> [Direction] Without the images, print all the entries below exactly as given.

> [Rows]
▬▬▬
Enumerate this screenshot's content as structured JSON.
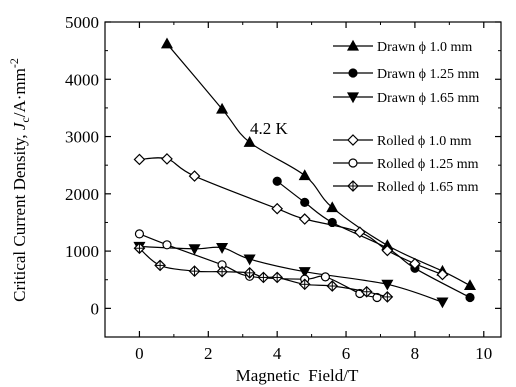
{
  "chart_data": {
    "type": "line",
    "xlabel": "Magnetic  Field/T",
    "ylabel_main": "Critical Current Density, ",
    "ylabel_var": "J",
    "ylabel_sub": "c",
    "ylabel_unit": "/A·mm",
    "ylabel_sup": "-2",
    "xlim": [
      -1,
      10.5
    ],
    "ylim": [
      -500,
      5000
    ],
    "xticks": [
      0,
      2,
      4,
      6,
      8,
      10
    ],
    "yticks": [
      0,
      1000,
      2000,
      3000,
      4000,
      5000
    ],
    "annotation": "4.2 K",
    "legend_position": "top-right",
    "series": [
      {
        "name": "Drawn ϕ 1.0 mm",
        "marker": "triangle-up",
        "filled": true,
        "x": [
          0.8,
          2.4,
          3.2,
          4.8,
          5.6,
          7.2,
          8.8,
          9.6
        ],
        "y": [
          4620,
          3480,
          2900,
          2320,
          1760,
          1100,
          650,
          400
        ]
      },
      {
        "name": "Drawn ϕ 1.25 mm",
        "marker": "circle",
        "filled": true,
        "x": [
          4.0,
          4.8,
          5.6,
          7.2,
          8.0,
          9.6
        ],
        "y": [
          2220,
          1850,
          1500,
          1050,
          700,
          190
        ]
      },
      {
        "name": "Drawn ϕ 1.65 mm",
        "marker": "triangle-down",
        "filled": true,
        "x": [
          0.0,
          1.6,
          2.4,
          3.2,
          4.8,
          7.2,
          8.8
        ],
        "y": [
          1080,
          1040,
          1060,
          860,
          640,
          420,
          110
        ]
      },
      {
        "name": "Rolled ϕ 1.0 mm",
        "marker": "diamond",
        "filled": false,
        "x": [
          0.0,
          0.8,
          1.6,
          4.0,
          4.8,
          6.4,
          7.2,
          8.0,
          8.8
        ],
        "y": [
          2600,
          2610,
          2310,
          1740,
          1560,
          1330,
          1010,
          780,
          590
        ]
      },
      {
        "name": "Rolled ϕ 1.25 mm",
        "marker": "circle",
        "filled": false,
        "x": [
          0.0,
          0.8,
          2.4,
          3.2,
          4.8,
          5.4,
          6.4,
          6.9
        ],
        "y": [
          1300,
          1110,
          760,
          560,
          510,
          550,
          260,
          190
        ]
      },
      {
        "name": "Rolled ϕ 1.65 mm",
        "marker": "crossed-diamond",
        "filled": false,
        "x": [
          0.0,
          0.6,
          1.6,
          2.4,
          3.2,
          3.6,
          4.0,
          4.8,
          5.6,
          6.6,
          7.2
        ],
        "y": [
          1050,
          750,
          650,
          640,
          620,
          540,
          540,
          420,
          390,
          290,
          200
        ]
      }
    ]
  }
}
▬▬▬
> [Written solution]
Enumerate this screenshot's content as structured JSON.
{
  "chart_data": {
    "type": "line",
    "xlabel": "Magnetic  Field/T",
    "ylabel_main": "Critical Current Density, ",
    "ylabel_var": "J",
    "ylabel_sub": "c",
    "ylabel_unit": "/A·mm",
    "ylabel_sup": "-2",
    "xlim": [
      -1,
      10.5
    ],
    "ylim": [
      -500,
      5000
    ],
    "xticks": [
      0,
      2,
      4,
      6,
      8,
      10
    ],
    "yticks": [
      0,
      1000,
      2000,
      3000,
      4000,
      5000
    ],
    "annotation": "4.2 K",
    "legend_position": "top-right",
    "series": [
      {
        "name": "Drawn ϕ 1.0 mm",
        "marker": "triangle-up",
        "filled": true,
        "x": [
          0.8,
          2.4,
          3.2,
          4.8,
          5.6,
          7.2,
          8.8,
          9.6
        ],
        "y": [
          4620,
          3480,
          2900,
          2320,
          1760,
          1100,
          650,
          400
        ]
      },
      {
        "name": "Drawn ϕ 1.25 mm",
        "marker": "circle",
        "filled": true,
        "x": [
          4.0,
          4.8,
          5.6,
          7.2,
          8.0,
          9.6
        ],
        "y": [
          2220,
          1850,
          1500,
          1050,
          700,
          190
        ]
      },
      {
        "name": "Drawn ϕ 1.65 mm",
        "marker": "triangle-down",
        "filled": true,
        "x": [
          0.0,
          1.6,
          2.4,
          3.2,
          4.8,
          7.2,
          8.8
        ],
        "y": [
          1080,
          1040,
          1060,
          860,
          640,
          420,
          110
        ]
      },
      {
        "name": "Rolled ϕ 1.0 mm",
        "marker": "diamond",
        "filled": false,
        "x": [
          0.0,
          0.8,
          1.6,
          4.0,
          4.8,
          6.4,
          7.2,
          8.0,
          8.8
        ],
        "y": [
          2600,
          2610,
          2310,
          1740,
          1560,
          1330,
          1010,
          780,
          590
        ]
      },
      {
        "name": "Rolled ϕ 1.25 mm",
        "marker": "circle",
        "filled": false,
        "x": [
          0.0,
          0.8,
          2.4,
          3.2,
          4.8,
          5.4,
          6.4,
          6.9
        ],
        "y": [
          1300,
          1110,
          760,
          560,
          510,
          550,
          260,
          190
        ]
      },
      {
        "name": "Rolled ϕ 1.65 mm",
        "marker": "crossed-diamond",
        "filled": false,
        "x": [
          0.0,
          0.6,
          1.6,
          2.4,
          3.2,
          3.6,
          4.0,
          4.8,
          5.6,
          6.6,
          7.2
        ],
        "y": [
          1050,
          750,
          650,
          640,
          620,
          540,
          540,
          420,
          390,
          290,
          200
        ]
      }
    ]
  }
}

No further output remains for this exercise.